» OBJECTIVE
Within the records below, find each line that holds the string "title", then copy it.

--- Start ---

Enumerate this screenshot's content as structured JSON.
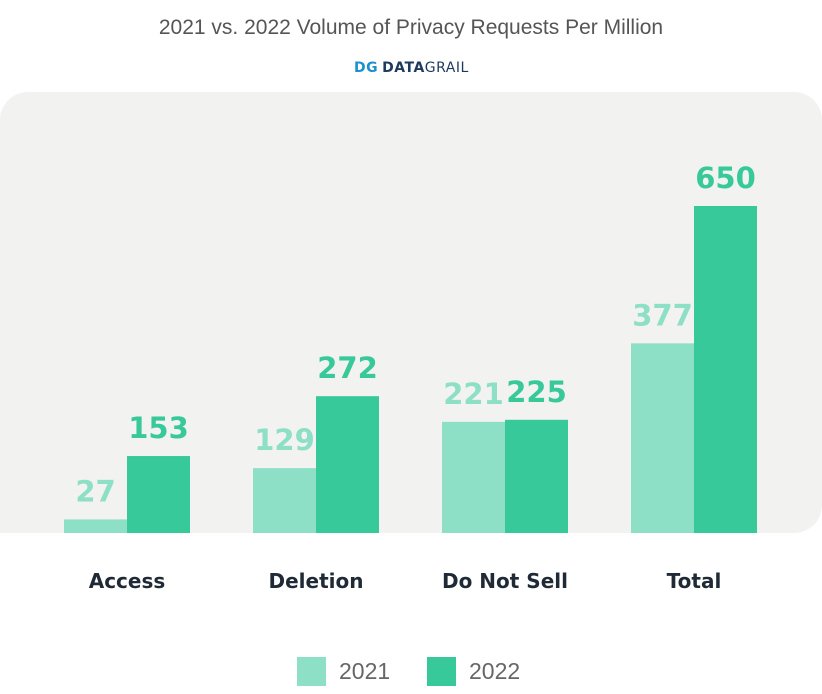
{
  "chart_data": {
    "type": "bar",
    "title": "2021 vs. 2022 Volume of Privacy Requests Per Million",
    "brand": "DATAGRAIL",
    "categories": [
      "Access",
      "Deletion",
      "Do Not Sell",
      "Total"
    ],
    "series": [
      {
        "name": "2021",
        "color": "#8ddfc6",
        "values": [
          27,
          129,
          221,
          377
        ]
      },
      {
        "name": "2022",
        "color": "#38c99b",
        "values": [
          153,
          272,
          225,
          650
        ]
      }
    ],
    "xlabel": "",
    "ylabel": "",
    "ylim": [
      0,
      650
    ],
    "grid": false,
    "legend_position": "bottom-center"
  }
}
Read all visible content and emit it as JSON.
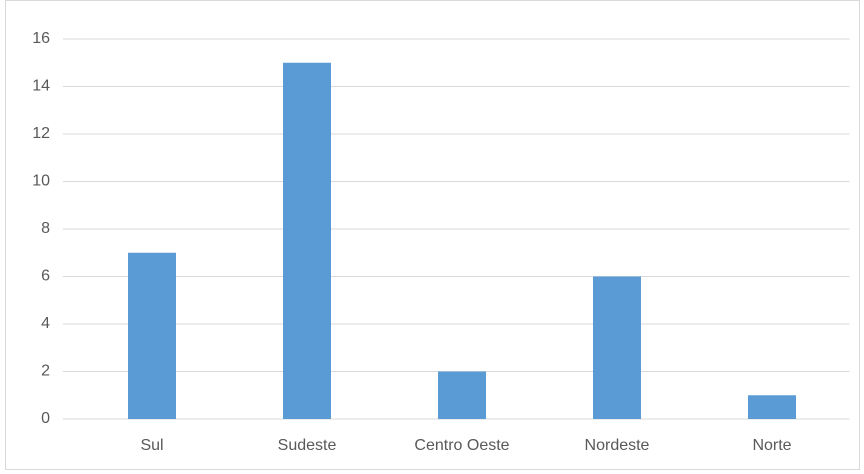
{
  "chart_data": {
    "type": "bar",
    "categories": [
      "Sul",
      "Sudeste",
      "Centro Oeste",
      "Nordeste",
      "Norte"
    ],
    "values": [
      7,
      15,
      2,
      6,
      1
    ],
    "color": "#5b9bd5",
    "ylim": [
      0,
      16
    ],
    "yticks": [
      0,
      2,
      4,
      6,
      8,
      10,
      12,
      14,
      16
    ],
    "grid": true
  }
}
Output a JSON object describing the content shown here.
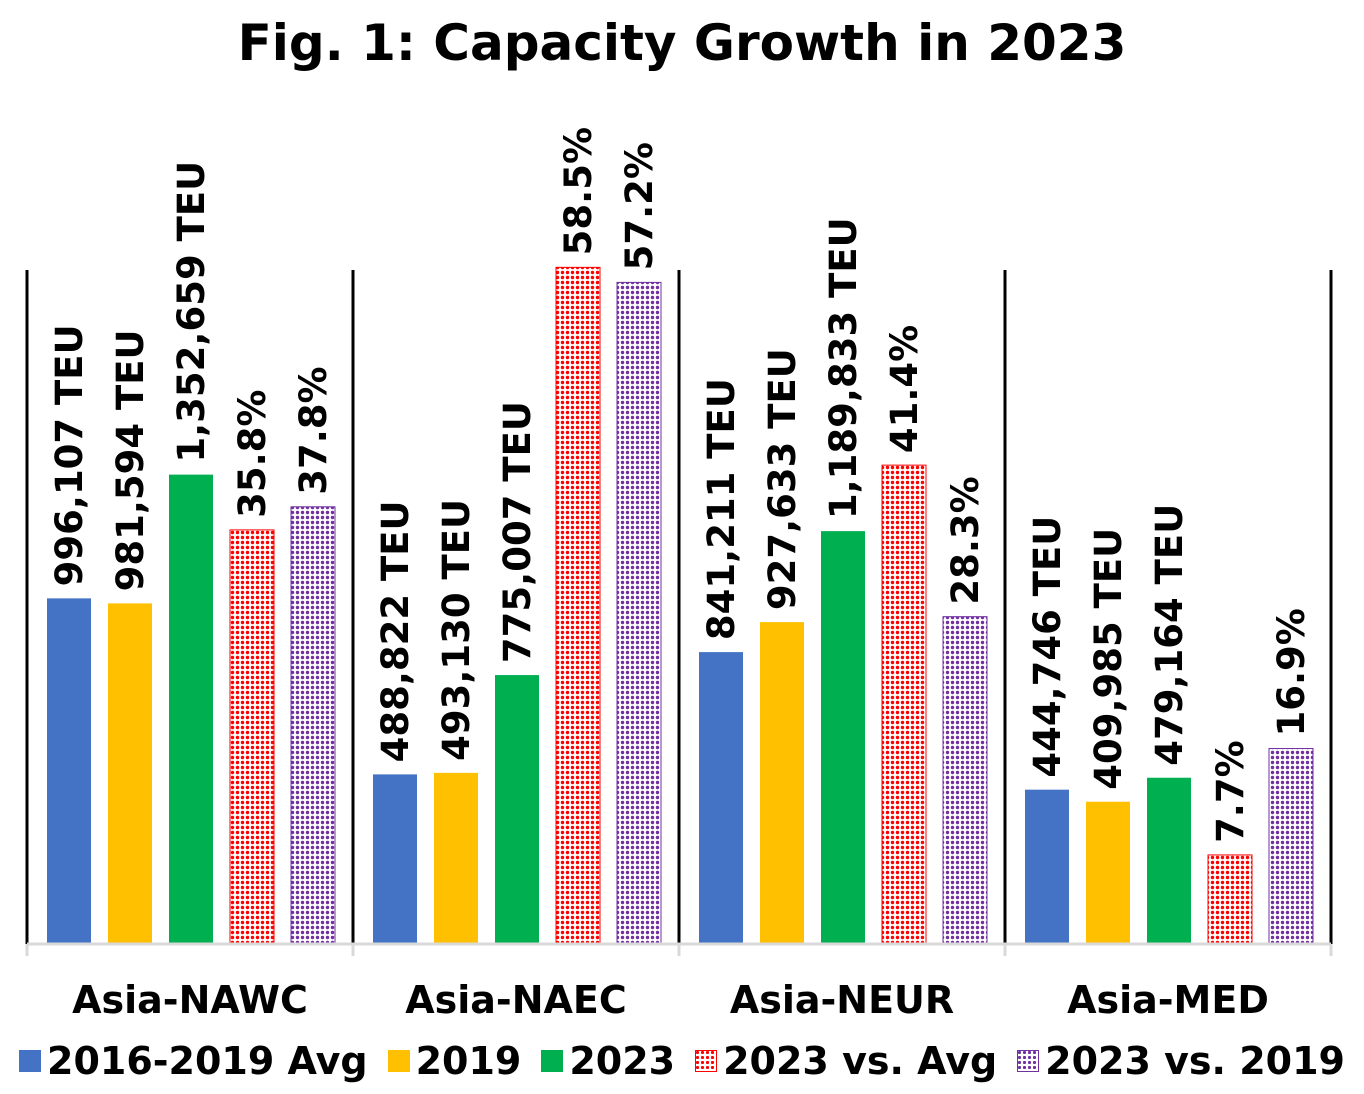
{
  "chart_data": {
    "type": "bar",
    "title": "Fig. 1: Capacity Growth in 2023",
    "categories": [
      "Asia-NAWC",
      "Asia-NAEC",
      "Asia-NEUR",
      "Asia-MED"
    ],
    "series": [
      {
        "name": "2016-2019 Avg",
        "color": "#4472C4",
        "pattern": "solid",
        "values": [
          996107,
          488822,
          841211,
          444746
        ],
        "labels": [
          "996,107 TEU",
          "488,822 TEU",
          "841,211 TEU",
          "444,746 TEU"
        ]
      },
      {
        "name": "2019",
        "color": "#FFC000",
        "pattern": "solid",
        "values": [
          981594,
          493130,
          927633,
          409985
        ],
        "labels": [
          "981,594 TEU",
          "493,130 TEU",
          "927,633 TEU",
          "409,985 TEU"
        ]
      },
      {
        "name": "2023",
        "color": "#00B050",
        "pattern": "solid",
        "values": [
          1352659,
          775007,
          1189833,
          479164
        ],
        "labels": [
          "1,352,659 TEU",
          "775,007 TEU",
          "1,189,833 TEU",
          "479,164 TEU"
        ]
      },
      {
        "name": "2023 vs. Avg",
        "color": "#FF0000",
        "pattern": "dotted",
        "values": [
          35.8,
          58.5,
          41.4,
          7.7
        ],
        "labels": [
          "35.8%",
          "58.5%",
          "41.4%",
          "7.7%"
        ]
      },
      {
        "name": "2023 vs. 2019",
        "color": "#7030A0",
        "pattern": "dotted",
        "values": [
          37.8,
          57.2,
          28.3,
          16.9
        ],
        "labels": [
          "37.8%",
          "57.2%",
          "28.3%",
          "16.9%"
        ]
      }
    ],
    "ylim_teu": [
      0,
      2000000
    ],
    "ylim_percent": [
      0,
      60
    ],
    "grid": false,
    "legend_position": "bottom"
  }
}
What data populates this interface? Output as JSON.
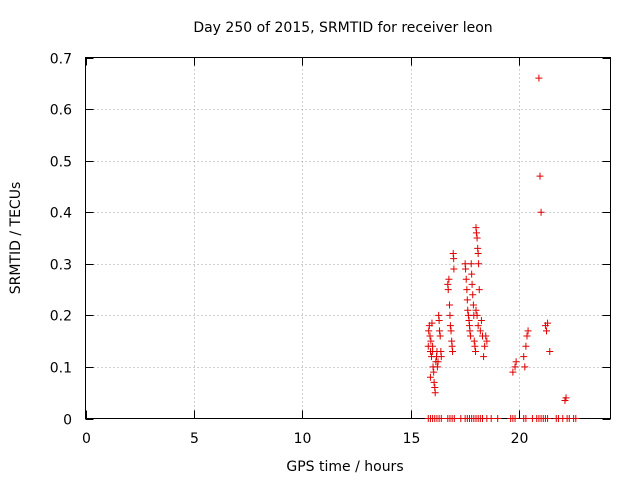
{
  "chart_data": {
    "type": "scatter",
    "title": "Day 250 of 2015, SRMTID for receiver leon",
    "xlabel": "GPS time / hours",
    "ylabel": "SRMTID / TECUs",
    "xlim": [
      0,
      24.2
    ],
    "ylim": [
      0,
      0.7
    ],
    "x_ticks": [
      0,
      5,
      10,
      15,
      20
    ],
    "x_tick_labels": [
      "0",
      "5",
      "10",
      "15",
      "20"
    ],
    "y_ticks": [
      0,
      0.1,
      0.2,
      0.3,
      0.4,
      0.5,
      0.6,
      0.7
    ],
    "y_tick_labels": [
      "0",
      "0.1",
      "0.2",
      "0.3",
      "0.4",
      "0.5",
      "0.6",
      "0.7"
    ],
    "grid": true,
    "marker": "+",
    "color": "#e00000",
    "series": [
      {
        "name": "SRMTID",
        "points": [
          [
            15.8,
            0.0
          ],
          [
            15.9,
            0.0
          ],
          [
            16.0,
            0.0
          ],
          [
            16.1,
            0.0
          ],
          [
            16.2,
            0.0
          ],
          [
            16.3,
            0.0
          ],
          [
            16.4,
            0.0
          ],
          [
            16.7,
            0.0
          ],
          [
            16.8,
            0.0
          ],
          [
            16.9,
            0.0
          ],
          [
            17.0,
            0.0
          ],
          [
            17.3,
            0.0
          ],
          [
            17.5,
            0.0
          ],
          [
            17.6,
            0.0
          ],
          [
            17.7,
            0.0
          ],
          [
            17.8,
            0.0
          ],
          [
            17.9,
            0.0
          ],
          [
            18.0,
            0.0
          ],
          [
            18.1,
            0.0
          ],
          [
            18.2,
            0.0
          ],
          [
            18.3,
            0.0
          ],
          [
            18.5,
            0.0
          ],
          [
            18.7,
            0.0
          ],
          [
            19.0,
            0.0
          ],
          [
            19.6,
            0.0
          ],
          [
            19.7,
            0.0
          ],
          [
            19.8,
            0.0
          ],
          [
            20.2,
            0.0
          ],
          [
            20.3,
            0.0
          ],
          [
            20.6,
            0.0
          ],
          [
            20.8,
            0.0
          ],
          [
            20.9,
            0.0
          ],
          [
            21.0,
            0.0
          ],
          [
            21.1,
            0.0
          ],
          [
            21.2,
            0.0
          ],
          [
            21.3,
            0.0
          ],
          [
            21.7,
            0.0
          ],
          [
            21.8,
            0.0
          ],
          [
            22.0,
            0.0
          ],
          [
            22.2,
            0.0
          ],
          [
            22.3,
            0.0
          ],
          [
            22.5,
            0.0
          ],
          [
            22.6,
            0.0
          ],
          [
            15.8,
            0.14
          ],
          [
            15.82,
            0.17
          ],
          [
            15.85,
            0.18
          ],
          [
            15.88,
            0.16
          ],
          [
            15.9,
            0.13
          ],
          [
            15.92,
            0.15
          ],
          [
            15.95,
            0.12
          ],
          [
            15.97,
            0.185
          ],
          [
            16.0,
            0.13
          ],
          [
            16.02,
            0.1
          ],
          [
            16.05,
            0.09
          ],
          [
            16.07,
            0.07
          ],
          [
            16.1,
            0.06
          ],
          [
            16.12,
            0.05
          ],
          [
            16.15,
            0.11
          ],
          [
            16.18,
            0.12
          ],
          [
            16.2,
            0.13
          ],
          [
            16.22,
            0.1
          ],
          [
            16.25,
            0.11
          ],
          [
            16.28,
            0.2
          ],
          [
            16.3,
            0.19
          ],
          [
            16.32,
            0.17
          ],
          [
            16.35,
            0.16
          ],
          [
            16.38,
            0.13
          ],
          [
            16.4,
            0.12
          ],
          [
            15.9,
            0.08
          ],
          [
            16.0,
            0.14
          ],
          [
            16.7,
            0.26
          ],
          [
            16.72,
            0.25
          ],
          [
            16.75,
            0.27
          ],
          [
            16.78,
            0.22
          ],
          [
            16.8,
            0.2
          ],
          [
            16.82,
            0.18
          ],
          [
            16.85,
            0.17
          ],
          [
            16.88,
            0.15
          ],
          [
            16.9,
            0.14
          ],
          [
            16.92,
            0.13
          ],
          [
            16.95,
            0.32
          ],
          [
            16.97,
            0.31
          ],
          [
            16.98,
            0.29
          ],
          [
            17.5,
            0.3
          ],
          [
            17.52,
            0.29
          ],
          [
            17.55,
            0.27
          ],
          [
            17.58,
            0.25
          ],
          [
            17.6,
            0.23
          ],
          [
            17.62,
            0.21
          ],
          [
            17.65,
            0.2
          ],
          [
            17.68,
            0.19
          ],
          [
            17.7,
            0.18
          ],
          [
            17.72,
            0.17
          ],
          [
            17.75,
            0.16
          ],
          [
            17.78,
            0.3
          ],
          [
            17.8,
            0.28
          ],
          [
            17.82,
            0.26
          ],
          [
            17.85,
            0.24
          ],
          [
            17.88,
            0.22
          ],
          [
            17.9,
            0.2
          ],
          [
            17.92,
            0.15
          ],
          [
            17.95,
            0.14
          ],
          [
            17.98,
            0.13
          ],
          [
            18.0,
            0.37
          ],
          [
            18.02,
            0.36
          ],
          [
            18.05,
            0.35
          ],
          [
            18.08,
            0.33
          ],
          [
            18.1,
            0.32
          ],
          [
            18.12,
            0.3
          ],
          [
            18.0,
            0.21
          ],
          [
            18.05,
            0.2
          ],
          [
            18.1,
            0.18
          ],
          [
            18.15,
            0.25
          ],
          [
            18.2,
            0.17
          ],
          [
            18.25,
            0.19
          ],
          [
            18.3,
            0.16
          ],
          [
            18.35,
            0.12
          ],
          [
            18.4,
            0.14
          ],
          [
            18.45,
            0.16
          ],
          [
            18.5,
            0.15
          ],
          [
            19.7,
            0.09
          ],
          [
            19.8,
            0.1
          ],
          [
            19.85,
            0.11
          ],
          [
            20.2,
            0.12
          ],
          [
            20.25,
            0.1
          ],
          [
            20.3,
            0.14
          ],
          [
            20.35,
            0.16
          ],
          [
            20.4,
            0.17
          ],
          [
            20.9,
            0.66
          ],
          [
            20.95,
            0.47
          ],
          [
            21.0,
            0.4
          ],
          [
            21.2,
            0.18
          ],
          [
            21.25,
            0.17
          ],
          [
            21.3,
            0.185
          ],
          [
            21.4,
            0.13
          ],
          [
            22.1,
            0.035
          ],
          [
            22.15,
            0.04
          ]
        ]
      }
    ]
  }
}
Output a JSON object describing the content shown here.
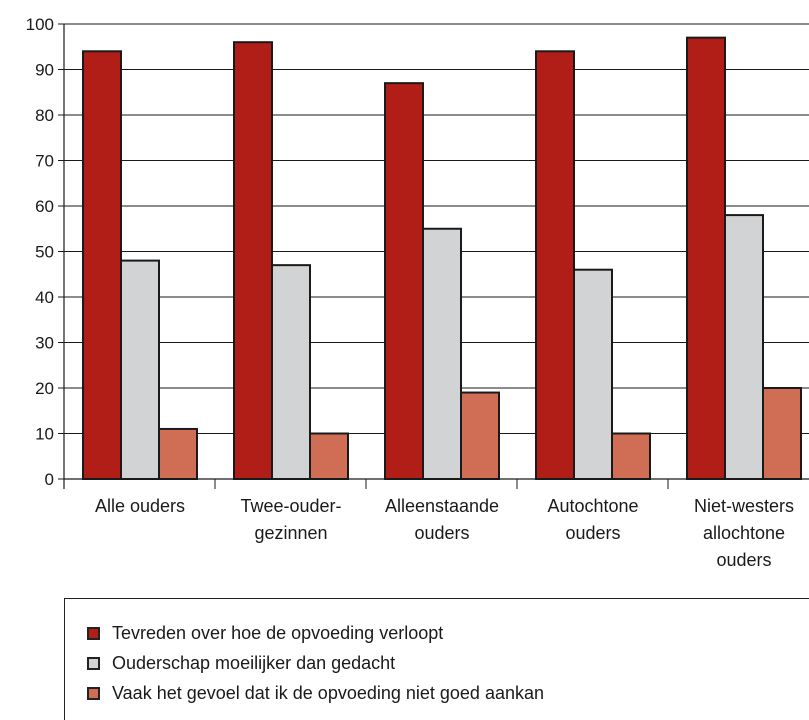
{
  "chart_data": {
    "type": "bar",
    "categories": [
      [
        "Alle ouders"
      ],
      [
        "Twee-ouder-",
        "gezinnen"
      ],
      [
        "Alleenstaande",
        "ouders"
      ],
      [
        "Autochtone",
        "ouders"
      ],
      [
        "Niet-westers",
        "allochtone",
        "ouders"
      ]
    ],
    "series": [
      {
        "name": "Tevreden over hoe de opvoeding verloopt",
        "color": "#b11e18",
        "values": [
          94,
          96,
          87,
          94,
          97
        ]
      },
      {
        "name": "Ouderschap moeilijker dan gedacht",
        "color": "#d2d3d5",
        "values": [
          48,
          47,
          55,
          46,
          58
        ]
      },
      {
        "name": "Vaak het gevoel dat ik de opvoeding niet goed aankan",
        "color": "#cf6e55",
        "values": [
          11,
          10,
          19,
          10,
          20
        ]
      }
    ],
    "ylim": [
      0,
      100
    ],
    "yticks": [
      "0",
      "10",
      "20",
      "30",
      "40",
      "50",
      "60",
      "70",
      "80",
      "90",
      "100"
    ],
    "grid": true,
    "legend_position": "bottom"
  }
}
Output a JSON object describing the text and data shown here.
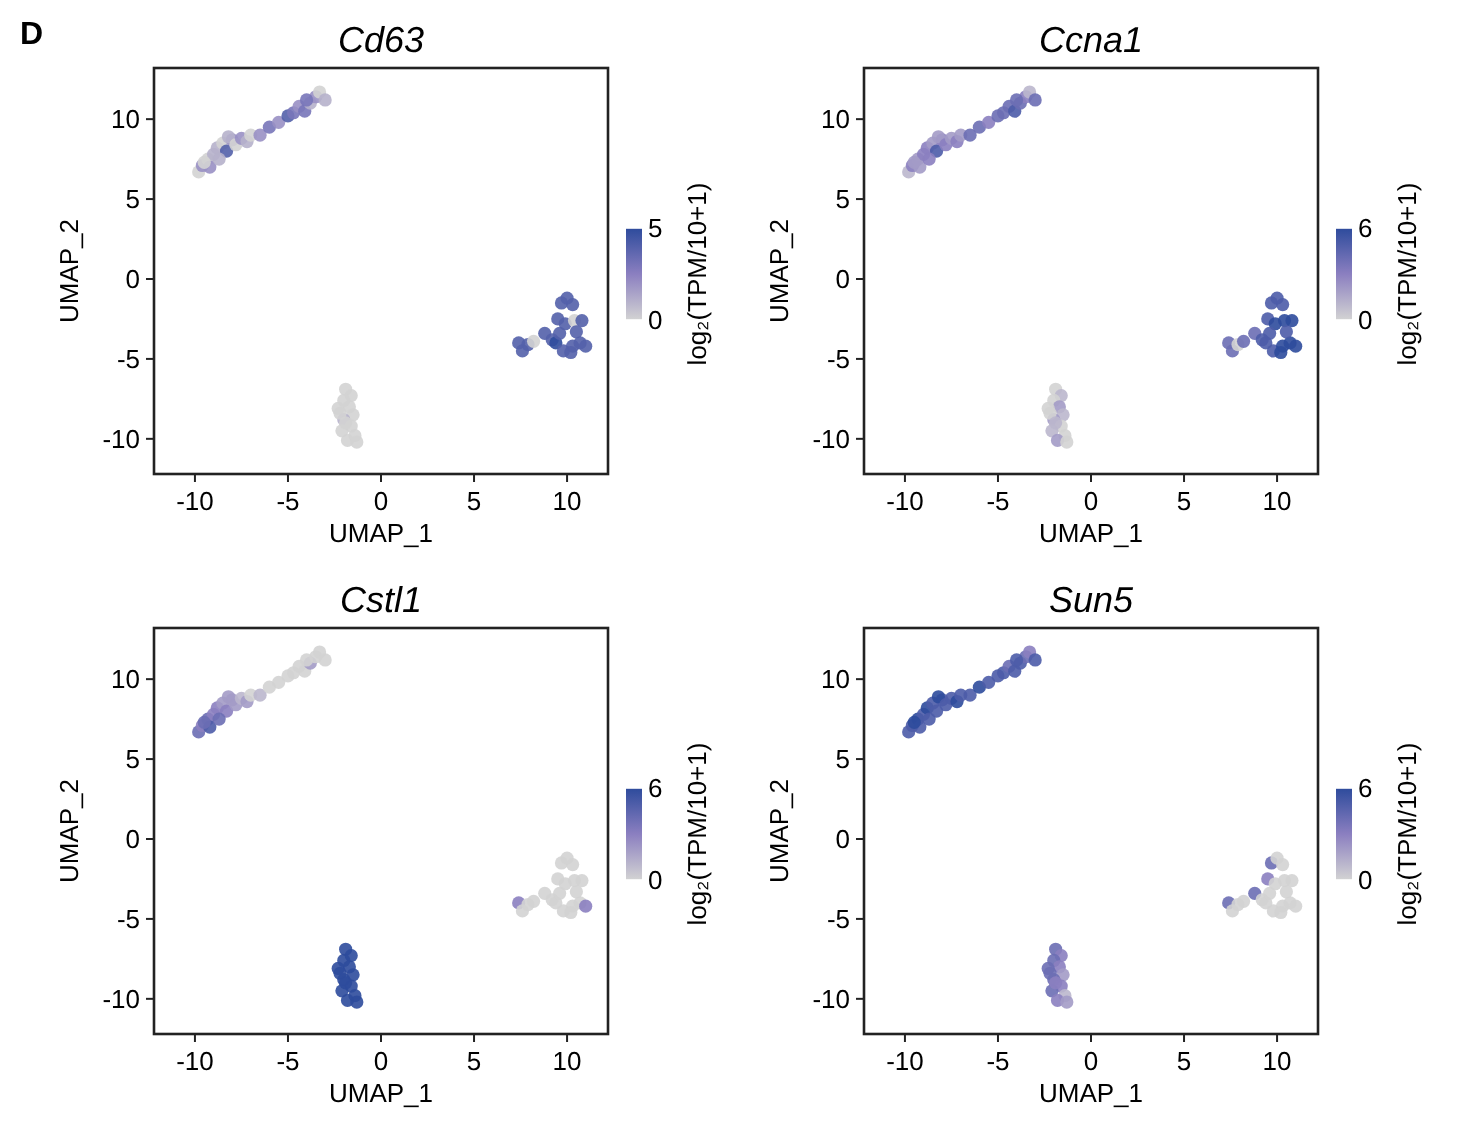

--- End ---

» WRITTEN ANSWER
    "title": "2021 vs. 2022 Volume of Privacy Requests Per Million",
    "title": "Fig. 1: Capacity Growth in 2023",
    "title": "Day 250 of 2015, SRMTID for receiver leon",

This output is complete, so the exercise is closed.